Reproduce the passage of the martial arts forum thread from "One thing I" to "shou free style." without any changes.

> Text excerpt:
########
One thing I will mention is, when I Silk Reel, I do so slowly. One day, my teacher come up to me and throw a punch. Then, he threw another. Then he kept speeding up his punches and I kept diverting them and he said "GOOD! That's the idea. Don't think. Just do it!" I did it fast because it was natural to me and felt easy.


----------



## oaktree (Nov 18, 2012)

In Chen taijiquan usually you start off with laojia yi Lu to build the body
and basics. The second routine er Lu or pao chui is the more
Martial, faster. When learning tuishou you have to go slow at
First to be able to listen and feel your opponent this could take years.
Afterr you can go into 2 man drill sets and then San shou free style.
There is a reason everything in steps in taijiquan, trying to
Speed or skip steps in my opinion hinders your understanding at least
At a deeper level of taijiquan.


----------



## Kung Fu Wang (Nov 18, 2012)

FluidSound said:


> When you do something at a slow speed, it becomes natural to you.


You are talking about single move development. In combat, single move usually won't work that well. You will need combo. To develop combo is different from to develop single move.

Here is a simple test. Try to deliever 3 XingYi Beng Chuan right, left, right with 3 forward steps and see if you can finish all 3 punches within 1 second. Onething that you will find out is you have to modify your Santi stance. How will you modify it? To be able to do in slow speed doesn't mean that you can do in fast speed.

In combat, your footwork should move very fast. You just can't develop that kind of fast footwork in slow speed training.






If you watch this clip in slow motion, you will find out the heel of his back foot are not touching the ground. You will also find out that his back foot are sliding. When you train your solo move in slow speed, you won't pay attention on such modification. Those modification are important in combat when speed is critical.

http://www.youtube.com/watch?v=zf_5flVU6iE&feature=relmfu


----------



## Kung Fu Wang (Nov 18, 2012)

Xue Sheng said:


> I'm guessing you never heard of fast forms have ya


I have not seen one yet. The Chang Taiji is the fastest Taiji that I have seen. Each move is either 1 inhale or one exhale. I have not seen any Taiji form that people move so fast that their hands are just like blur.
########
> Extracted data:
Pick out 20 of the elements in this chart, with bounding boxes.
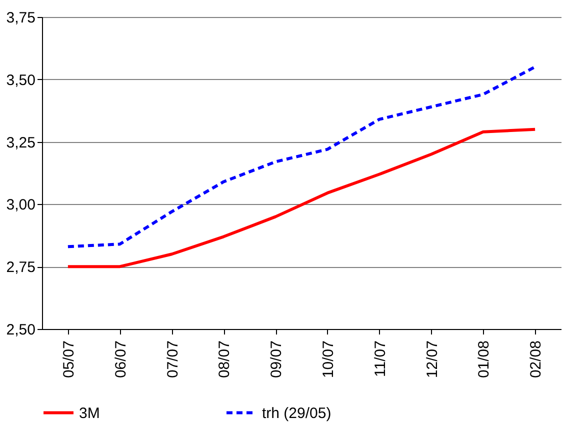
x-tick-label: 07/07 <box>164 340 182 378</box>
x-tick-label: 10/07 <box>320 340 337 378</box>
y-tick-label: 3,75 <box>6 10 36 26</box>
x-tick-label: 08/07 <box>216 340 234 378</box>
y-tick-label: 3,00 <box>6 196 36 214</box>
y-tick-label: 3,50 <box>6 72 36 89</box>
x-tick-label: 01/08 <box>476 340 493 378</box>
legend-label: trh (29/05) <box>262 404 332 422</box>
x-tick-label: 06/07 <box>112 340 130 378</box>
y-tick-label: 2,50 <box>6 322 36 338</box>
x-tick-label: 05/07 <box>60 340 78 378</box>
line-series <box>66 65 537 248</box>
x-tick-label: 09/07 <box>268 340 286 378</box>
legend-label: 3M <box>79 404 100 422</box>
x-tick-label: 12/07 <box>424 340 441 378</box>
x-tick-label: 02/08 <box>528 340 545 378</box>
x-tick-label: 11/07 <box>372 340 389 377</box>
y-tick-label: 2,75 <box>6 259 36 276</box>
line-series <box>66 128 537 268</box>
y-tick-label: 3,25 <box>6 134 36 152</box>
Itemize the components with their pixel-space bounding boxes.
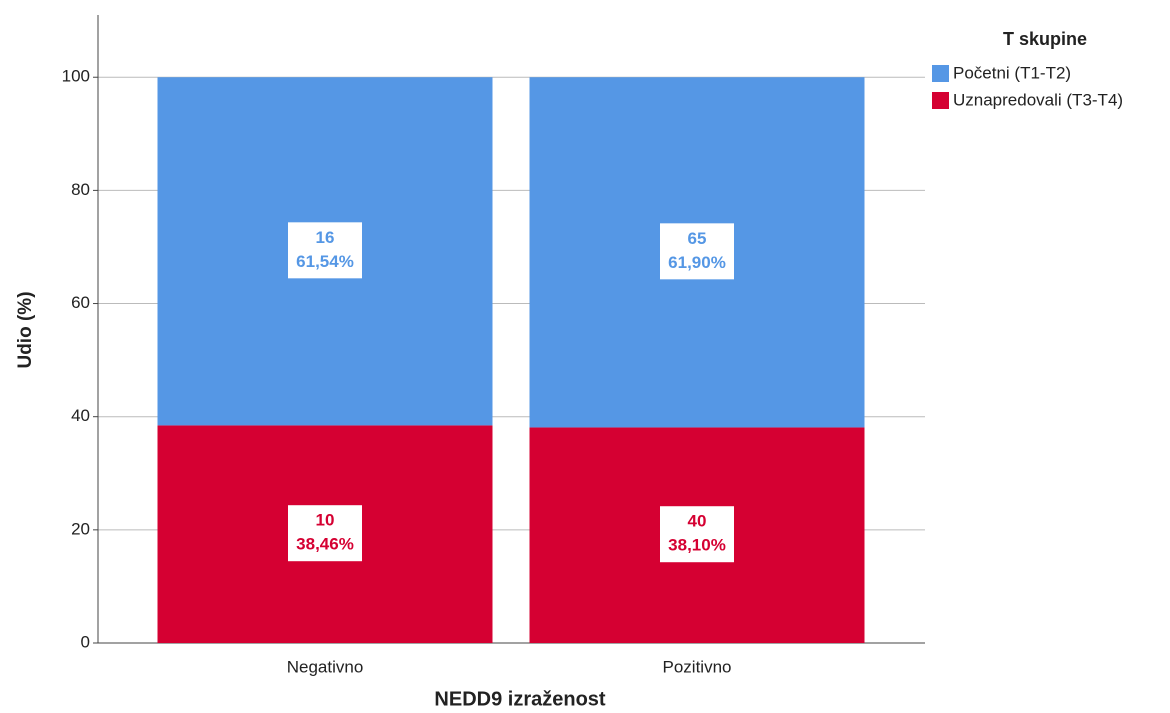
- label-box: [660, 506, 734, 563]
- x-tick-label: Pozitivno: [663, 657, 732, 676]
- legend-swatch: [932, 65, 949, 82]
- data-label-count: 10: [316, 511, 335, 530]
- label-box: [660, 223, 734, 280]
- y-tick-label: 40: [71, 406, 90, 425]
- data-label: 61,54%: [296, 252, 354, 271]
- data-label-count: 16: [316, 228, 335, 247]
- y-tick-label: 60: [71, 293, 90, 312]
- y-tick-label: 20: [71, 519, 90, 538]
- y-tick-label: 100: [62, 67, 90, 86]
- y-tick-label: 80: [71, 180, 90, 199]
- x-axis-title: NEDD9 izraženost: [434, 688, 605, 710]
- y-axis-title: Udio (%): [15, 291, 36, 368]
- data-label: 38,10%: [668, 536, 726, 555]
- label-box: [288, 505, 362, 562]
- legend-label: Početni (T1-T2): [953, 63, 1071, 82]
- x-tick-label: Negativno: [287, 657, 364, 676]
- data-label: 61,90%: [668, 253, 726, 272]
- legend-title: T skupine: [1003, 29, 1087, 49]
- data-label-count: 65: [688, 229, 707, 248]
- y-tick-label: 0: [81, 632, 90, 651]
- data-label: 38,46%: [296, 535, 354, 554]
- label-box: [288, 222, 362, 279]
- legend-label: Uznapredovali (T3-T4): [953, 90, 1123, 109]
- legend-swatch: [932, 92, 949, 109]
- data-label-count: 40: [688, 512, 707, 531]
########
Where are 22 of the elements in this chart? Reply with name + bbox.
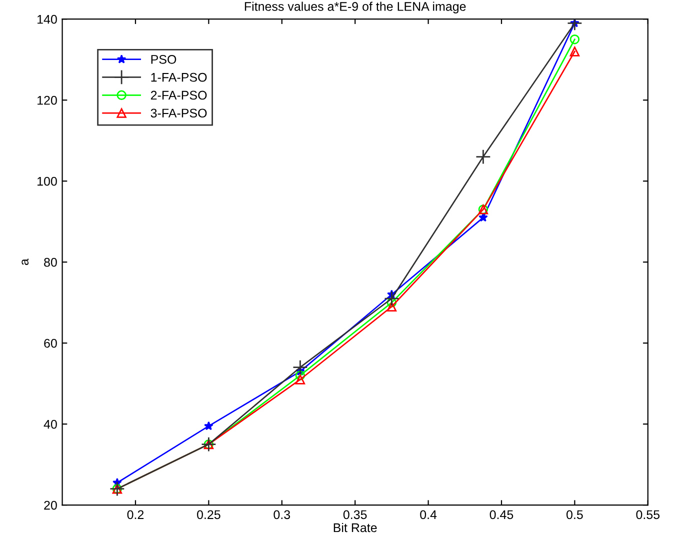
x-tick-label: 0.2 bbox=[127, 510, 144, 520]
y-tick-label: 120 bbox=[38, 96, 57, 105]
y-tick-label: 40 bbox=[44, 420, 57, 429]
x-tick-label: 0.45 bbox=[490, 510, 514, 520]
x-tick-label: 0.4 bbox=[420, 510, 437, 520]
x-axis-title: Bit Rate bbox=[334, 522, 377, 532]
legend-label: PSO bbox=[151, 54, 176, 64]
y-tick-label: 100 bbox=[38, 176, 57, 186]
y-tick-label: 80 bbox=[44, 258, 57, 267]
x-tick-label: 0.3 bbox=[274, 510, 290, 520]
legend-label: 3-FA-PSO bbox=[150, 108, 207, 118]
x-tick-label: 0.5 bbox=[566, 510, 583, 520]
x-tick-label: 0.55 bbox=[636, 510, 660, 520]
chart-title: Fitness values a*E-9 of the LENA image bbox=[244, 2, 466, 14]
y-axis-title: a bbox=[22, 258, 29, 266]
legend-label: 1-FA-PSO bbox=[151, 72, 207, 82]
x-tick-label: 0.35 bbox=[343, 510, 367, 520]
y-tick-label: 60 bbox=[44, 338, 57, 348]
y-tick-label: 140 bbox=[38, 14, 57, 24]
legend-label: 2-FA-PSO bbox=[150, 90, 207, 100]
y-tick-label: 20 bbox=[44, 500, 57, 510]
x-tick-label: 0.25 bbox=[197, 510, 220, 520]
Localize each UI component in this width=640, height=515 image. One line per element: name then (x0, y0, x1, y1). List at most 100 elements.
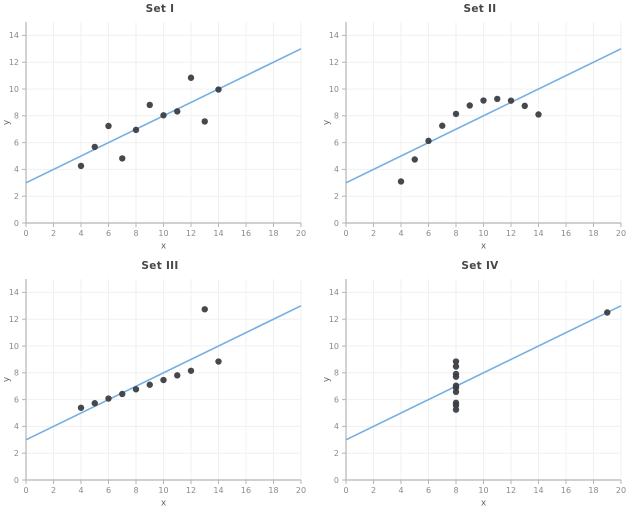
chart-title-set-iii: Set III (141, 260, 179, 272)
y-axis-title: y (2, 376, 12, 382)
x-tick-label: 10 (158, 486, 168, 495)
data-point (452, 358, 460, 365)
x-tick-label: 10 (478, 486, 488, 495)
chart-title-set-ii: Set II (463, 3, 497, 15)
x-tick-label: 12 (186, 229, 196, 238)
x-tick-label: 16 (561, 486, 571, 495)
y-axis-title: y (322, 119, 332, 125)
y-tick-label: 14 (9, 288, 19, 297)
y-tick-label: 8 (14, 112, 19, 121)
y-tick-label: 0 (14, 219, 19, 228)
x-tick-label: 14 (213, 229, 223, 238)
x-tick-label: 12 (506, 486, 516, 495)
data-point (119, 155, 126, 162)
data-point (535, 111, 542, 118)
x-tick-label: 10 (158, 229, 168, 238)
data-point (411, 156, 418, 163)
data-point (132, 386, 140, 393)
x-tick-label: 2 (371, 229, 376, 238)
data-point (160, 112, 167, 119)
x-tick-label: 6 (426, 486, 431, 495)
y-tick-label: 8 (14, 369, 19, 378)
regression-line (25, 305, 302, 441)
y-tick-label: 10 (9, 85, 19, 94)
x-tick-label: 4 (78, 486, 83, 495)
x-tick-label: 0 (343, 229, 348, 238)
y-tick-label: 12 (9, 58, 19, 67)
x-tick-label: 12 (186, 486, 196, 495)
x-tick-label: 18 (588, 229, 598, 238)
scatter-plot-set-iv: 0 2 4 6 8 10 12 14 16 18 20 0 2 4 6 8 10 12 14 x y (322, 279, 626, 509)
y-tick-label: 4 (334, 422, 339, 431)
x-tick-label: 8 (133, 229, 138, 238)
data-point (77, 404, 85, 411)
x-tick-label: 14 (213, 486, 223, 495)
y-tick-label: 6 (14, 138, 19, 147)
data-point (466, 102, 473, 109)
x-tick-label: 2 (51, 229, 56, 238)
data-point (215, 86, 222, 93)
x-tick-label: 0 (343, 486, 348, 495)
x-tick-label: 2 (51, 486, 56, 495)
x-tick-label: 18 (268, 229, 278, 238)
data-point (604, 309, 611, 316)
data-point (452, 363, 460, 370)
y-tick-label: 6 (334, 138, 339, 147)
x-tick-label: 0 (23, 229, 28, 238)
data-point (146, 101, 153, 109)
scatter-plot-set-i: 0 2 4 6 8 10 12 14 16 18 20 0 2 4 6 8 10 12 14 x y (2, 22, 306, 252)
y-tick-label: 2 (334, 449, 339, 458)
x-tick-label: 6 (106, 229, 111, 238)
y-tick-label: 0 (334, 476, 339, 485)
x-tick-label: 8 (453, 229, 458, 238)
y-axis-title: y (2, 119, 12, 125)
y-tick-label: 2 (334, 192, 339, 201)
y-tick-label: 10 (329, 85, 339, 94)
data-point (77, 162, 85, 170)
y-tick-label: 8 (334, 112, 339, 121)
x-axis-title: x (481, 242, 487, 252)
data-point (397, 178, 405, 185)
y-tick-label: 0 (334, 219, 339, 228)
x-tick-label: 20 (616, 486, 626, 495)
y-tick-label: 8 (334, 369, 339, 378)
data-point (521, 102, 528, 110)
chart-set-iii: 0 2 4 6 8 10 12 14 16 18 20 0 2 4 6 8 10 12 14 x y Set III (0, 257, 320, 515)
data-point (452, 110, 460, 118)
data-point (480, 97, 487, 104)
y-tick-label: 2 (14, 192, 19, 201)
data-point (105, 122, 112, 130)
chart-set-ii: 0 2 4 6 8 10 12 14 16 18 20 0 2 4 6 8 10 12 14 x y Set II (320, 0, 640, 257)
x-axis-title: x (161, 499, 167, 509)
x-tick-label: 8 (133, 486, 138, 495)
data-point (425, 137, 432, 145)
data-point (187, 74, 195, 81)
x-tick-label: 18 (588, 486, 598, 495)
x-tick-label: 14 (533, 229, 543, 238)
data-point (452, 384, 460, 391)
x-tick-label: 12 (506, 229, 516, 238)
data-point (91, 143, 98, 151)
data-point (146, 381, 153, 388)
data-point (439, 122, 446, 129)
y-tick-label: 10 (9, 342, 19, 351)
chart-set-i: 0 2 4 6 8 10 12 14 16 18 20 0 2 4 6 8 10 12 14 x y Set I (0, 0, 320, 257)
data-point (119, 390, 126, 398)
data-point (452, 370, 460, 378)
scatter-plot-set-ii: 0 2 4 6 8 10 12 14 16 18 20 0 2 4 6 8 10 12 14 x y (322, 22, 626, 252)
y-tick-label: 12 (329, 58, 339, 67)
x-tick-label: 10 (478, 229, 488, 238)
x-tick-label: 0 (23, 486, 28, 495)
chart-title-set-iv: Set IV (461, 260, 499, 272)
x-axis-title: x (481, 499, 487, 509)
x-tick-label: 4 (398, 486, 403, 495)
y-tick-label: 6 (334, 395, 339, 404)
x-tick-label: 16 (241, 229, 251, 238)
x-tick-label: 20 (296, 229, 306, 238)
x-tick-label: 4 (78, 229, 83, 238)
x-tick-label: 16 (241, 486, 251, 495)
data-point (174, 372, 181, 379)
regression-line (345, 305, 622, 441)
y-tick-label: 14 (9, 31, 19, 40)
########
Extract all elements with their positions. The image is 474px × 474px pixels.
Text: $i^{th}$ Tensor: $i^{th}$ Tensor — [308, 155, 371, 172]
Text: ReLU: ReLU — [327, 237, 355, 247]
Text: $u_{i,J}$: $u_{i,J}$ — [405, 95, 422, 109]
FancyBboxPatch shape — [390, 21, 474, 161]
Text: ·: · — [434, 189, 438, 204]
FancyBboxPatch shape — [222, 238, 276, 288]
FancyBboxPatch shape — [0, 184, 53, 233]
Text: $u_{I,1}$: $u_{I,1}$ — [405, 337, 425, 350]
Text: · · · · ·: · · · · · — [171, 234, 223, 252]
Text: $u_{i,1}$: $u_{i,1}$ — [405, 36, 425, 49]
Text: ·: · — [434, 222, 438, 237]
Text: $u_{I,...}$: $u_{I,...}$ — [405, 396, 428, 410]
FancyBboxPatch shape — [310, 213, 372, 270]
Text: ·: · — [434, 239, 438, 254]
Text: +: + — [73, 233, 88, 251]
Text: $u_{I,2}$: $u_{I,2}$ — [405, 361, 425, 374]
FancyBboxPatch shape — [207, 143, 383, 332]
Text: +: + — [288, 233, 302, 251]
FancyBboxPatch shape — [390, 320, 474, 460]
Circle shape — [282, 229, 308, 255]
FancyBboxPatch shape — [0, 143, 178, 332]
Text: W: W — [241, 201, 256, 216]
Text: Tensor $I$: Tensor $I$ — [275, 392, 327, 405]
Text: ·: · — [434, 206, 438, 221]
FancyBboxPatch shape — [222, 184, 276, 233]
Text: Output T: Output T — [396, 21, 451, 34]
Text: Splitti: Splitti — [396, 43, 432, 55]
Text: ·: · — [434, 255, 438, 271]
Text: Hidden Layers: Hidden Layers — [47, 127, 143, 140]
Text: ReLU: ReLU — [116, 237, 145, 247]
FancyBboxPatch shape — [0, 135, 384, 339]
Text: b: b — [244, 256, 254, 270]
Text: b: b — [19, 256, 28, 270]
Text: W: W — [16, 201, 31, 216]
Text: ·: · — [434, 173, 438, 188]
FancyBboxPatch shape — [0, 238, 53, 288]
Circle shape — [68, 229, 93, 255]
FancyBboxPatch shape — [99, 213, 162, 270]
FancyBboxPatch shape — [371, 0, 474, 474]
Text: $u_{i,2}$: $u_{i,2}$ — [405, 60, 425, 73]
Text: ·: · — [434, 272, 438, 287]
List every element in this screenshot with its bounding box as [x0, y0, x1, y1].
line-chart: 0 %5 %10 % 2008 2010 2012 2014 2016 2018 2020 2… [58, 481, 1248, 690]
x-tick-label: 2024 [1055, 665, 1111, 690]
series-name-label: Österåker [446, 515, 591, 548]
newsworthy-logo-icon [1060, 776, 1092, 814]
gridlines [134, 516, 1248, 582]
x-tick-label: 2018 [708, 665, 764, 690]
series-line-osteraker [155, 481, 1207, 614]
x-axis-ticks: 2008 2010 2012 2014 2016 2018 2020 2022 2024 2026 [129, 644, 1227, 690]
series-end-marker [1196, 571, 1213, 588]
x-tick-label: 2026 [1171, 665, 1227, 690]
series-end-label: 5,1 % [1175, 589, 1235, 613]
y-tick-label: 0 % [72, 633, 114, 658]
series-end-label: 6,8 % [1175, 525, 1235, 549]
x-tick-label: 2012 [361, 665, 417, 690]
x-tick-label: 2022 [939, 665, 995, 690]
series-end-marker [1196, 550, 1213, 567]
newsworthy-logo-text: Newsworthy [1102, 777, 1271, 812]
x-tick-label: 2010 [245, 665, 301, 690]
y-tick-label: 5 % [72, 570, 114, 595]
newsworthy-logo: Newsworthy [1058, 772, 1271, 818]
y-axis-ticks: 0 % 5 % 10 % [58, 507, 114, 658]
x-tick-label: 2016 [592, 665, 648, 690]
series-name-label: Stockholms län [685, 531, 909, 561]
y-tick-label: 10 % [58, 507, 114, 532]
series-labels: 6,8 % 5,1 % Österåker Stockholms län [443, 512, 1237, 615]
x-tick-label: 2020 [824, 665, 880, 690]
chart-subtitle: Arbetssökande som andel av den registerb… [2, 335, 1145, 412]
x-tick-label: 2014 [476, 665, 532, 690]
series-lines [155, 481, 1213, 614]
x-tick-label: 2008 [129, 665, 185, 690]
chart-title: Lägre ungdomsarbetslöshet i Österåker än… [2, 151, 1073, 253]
########
> Exercise solution:
One thing I will mention is, when I Silk Reel, I do so slowly. One day, my teacher come up to me and throw a punch. Then, he threw another. Then he kept speeding up his punches and I kept diverting them and he said "GOOD! That's the idea. Don't think. Just do it!" I did it fast because it was natural to me and felt easy.


----------



## oaktree (Nov 18, 2012)

In Chen taijiquan usually you start off with laojia yi Lu to build the body
and basics. The second routine er Lu or pao chui is the more
Martial, faster. When learning tuishou you have to go slow at
First to be able to listen and feel your opponent this could take years.
Afterr you can go into 2 man drill sets and then San shou free style.